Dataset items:
-=-=-
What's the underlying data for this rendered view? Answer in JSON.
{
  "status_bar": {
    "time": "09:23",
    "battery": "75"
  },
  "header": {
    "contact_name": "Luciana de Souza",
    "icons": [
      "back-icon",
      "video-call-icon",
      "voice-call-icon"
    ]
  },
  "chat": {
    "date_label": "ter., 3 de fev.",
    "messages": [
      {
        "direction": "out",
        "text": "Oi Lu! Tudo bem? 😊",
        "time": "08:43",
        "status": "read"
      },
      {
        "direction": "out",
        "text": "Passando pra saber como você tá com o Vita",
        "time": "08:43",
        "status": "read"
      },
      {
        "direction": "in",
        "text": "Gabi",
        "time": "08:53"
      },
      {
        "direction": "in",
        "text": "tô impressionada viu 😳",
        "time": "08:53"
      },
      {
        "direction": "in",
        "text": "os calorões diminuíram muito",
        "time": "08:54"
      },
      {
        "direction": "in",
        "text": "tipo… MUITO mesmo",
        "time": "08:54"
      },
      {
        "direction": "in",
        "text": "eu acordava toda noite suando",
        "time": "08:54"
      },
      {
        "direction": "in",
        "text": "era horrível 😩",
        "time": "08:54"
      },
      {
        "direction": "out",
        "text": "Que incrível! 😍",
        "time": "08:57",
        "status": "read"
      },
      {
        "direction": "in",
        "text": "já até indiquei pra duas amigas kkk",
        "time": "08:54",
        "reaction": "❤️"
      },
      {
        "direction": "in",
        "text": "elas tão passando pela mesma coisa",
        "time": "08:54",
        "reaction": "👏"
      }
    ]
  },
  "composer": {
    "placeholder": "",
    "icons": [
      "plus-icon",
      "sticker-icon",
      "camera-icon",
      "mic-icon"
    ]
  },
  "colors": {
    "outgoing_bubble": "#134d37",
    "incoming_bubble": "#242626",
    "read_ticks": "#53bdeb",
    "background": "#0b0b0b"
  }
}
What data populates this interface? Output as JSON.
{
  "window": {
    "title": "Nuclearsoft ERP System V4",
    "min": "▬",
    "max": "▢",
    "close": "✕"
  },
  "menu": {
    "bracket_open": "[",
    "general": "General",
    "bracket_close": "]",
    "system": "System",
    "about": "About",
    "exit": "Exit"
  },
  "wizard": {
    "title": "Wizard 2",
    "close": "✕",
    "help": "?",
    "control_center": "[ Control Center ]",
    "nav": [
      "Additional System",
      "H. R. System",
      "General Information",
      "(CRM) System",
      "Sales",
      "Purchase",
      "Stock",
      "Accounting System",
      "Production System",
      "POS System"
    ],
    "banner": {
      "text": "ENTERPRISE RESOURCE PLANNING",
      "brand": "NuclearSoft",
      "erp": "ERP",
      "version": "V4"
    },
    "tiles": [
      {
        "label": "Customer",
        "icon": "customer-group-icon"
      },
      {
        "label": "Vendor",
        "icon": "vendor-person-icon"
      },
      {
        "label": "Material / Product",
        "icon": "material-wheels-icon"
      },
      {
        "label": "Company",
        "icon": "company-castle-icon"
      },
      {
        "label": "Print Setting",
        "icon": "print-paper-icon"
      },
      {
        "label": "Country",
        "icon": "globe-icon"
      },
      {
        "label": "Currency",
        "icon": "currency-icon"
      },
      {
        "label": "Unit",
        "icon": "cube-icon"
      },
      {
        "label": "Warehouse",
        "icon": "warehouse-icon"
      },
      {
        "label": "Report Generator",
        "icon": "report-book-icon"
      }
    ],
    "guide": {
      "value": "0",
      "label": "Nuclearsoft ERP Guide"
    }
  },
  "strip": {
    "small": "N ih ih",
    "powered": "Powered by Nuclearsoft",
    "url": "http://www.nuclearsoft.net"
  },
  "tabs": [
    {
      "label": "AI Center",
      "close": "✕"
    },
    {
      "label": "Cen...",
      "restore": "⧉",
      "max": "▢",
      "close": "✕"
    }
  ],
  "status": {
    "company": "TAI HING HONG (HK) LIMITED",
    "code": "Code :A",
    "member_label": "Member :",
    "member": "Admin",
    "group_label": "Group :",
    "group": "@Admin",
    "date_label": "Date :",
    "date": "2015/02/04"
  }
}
-=-=-
WHAT TO WORK ON> Using the data above, print every record exactly as shown.

EXPECTED OUTPUT>
What's the underlying data for this rendered view? Answer in JSON.
{
  "status_bar": {
    "time": "09:23",
    "battery": "75"
  },
  "header": {
    "contact_name": "Luciana de Souza",
    "icons": [
      "back-icon",
      "video-call-icon",
      "voice-call-icon"
    ]
  },
  "chat": {
    "date_label": "ter., 3 de fev.",
    "messages": [
      {
        "direction": "out",
        "text": "Oi Lu! Tudo bem? 😊",
        "time": "08:43",
        "status": "read"
      },
      {
        "direction": "out",
        "text": "Passando pra saber como você tá com o Vita",
        "time": "08:43",
        "status": "read"
      },
      {
        "direction": "in",
        "text": "Gabi",
        "time": "08:53"
      },
      {
        "direction": "in",
        "text": "tô impressionada viu 😳",
        "time": "08:53"
      },
      {
        "direction": "in",
        "text": "os calorões diminuíram muito",
        "time": "08:54"
      },
      {
        "direction": "in",
        "text": "tipo… MUITO mesmo",
        "time": "08:54"
      },
      {
        "direction": "in",
        "text": "eu acordava toda noite suando",
        "time": "08:54"
      },
      {
        "direction": "in",
        "text": "era horrível 😩",
        "time": "08:54"
      },
      {
        "direction": "out",
        "text": "Que incrível! 😍",
        "time": "08:57",
        "status": "read"
      },
      {
        "direction": "in",
        "text": "já até indiquei pra duas amigas kkk",
        "time": "08:54",
        "reaction": "❤️"
      },
      {
        "direction": "in",
        "text": "elas tão passando pela mesma coisa",
        "time": "08:54",
        "reaction": "👏"
      }
    ]
  },
  "composer": {
    "placeholder": "",
    "icons": [
      "plus-icon",
      "sticker-icon",
      "camera-icon",
      "mic-icon"
    ]
  },
  "colors": {
    "outgoing_bubble": "#134d37",
    "incoming_bubble": "#242626",
    "read_ticks": "#53bdeb",
    "background": "#0b0b0b"
  }
}
What data populates this interface? Output as JSON.
{
  "window": {
    "title": "Nuclearsoft ERP System V4",
    "min": "▬",
    "max": "▢",
    "close": "✕"
  },
  "menu": {
    "bracket_open": "[",
    "general": "General",
    "bracket_close": "]",
    "system": "System",
    "about": "About",
    "exit": "Exit"
  },
  "wizard": {
    "title": "Wizard 2",
    "close": "✕",
    "help": "?",
    "control_center": "[ Control Center ]",
    "nav": [
      "Additional System",
      "H. R. System",
      "General Information",
      "(CRM) System",
      "Sales",
      "Purchase",
      "Stock",
      "Accounting System",
      "Production System",
      "POS System"
    ],
    "banner": {
      "text": "ENTERPRISE RESOURCE PLANNING",
      "brand": "NuclearSoft",
      "erp": "ERP",
      "version": "V4"
    },
    "tiles": [
      {
        "label": "Customer",
        "icon": "customer-group-icon"
      },
      {
        "label": "Vendor",
        "icon": "vendor-person-icon"
      },
      {
        "label": "Material / Product",
        "icon": "material-wheels-icon"
      },
      {
        "label": "Company",
        "icon": "company-castle-icon"
      },
      {
        "label": "Print Setting",
        "icon": "print-paper-icon"
      },
      {
        "label": "Country",
        "icon": "globe-icon"
      },
      {
        "label": "Currency",
        "icon": "currency-icon"
      },
      {
        "label": "Unit",
        "icon": "cube-icon"
      },
      {
        "label": "Warehouse",
        "icon": "warehouse-icon"
      },
      {
        "label": "Report Generator",
        "icon": "report-book-icon"
      }
    ],
    "guide": {
      "value": "0",
      "label": "Nuclearsoft ERP Guide"
    }
  },
  "strip": {
    "small": "N ih ih",
    "powered": "Powered by Nuclearsoft",
    "url": "http://www.nuclearsoft.net"
  },
  "tabs": [
    {
      "label": "AI Center",
      "close": "✕"
    },
    {
      "label": "Cen...",
      "restore": "⧉",
      "max": "▢",
      "close": "✕"
    }
  ],
  "status": {
    "company": "TAI HING HONG (HK) LIMITED",
    "code": "Code :A",
    "member_label": "Member :",
    "member": "Admin",
    "group_label": "Group :",
    "group": "@Admin",
    "date_label": "Date :",
    "date": "2015/02/04"
  }
}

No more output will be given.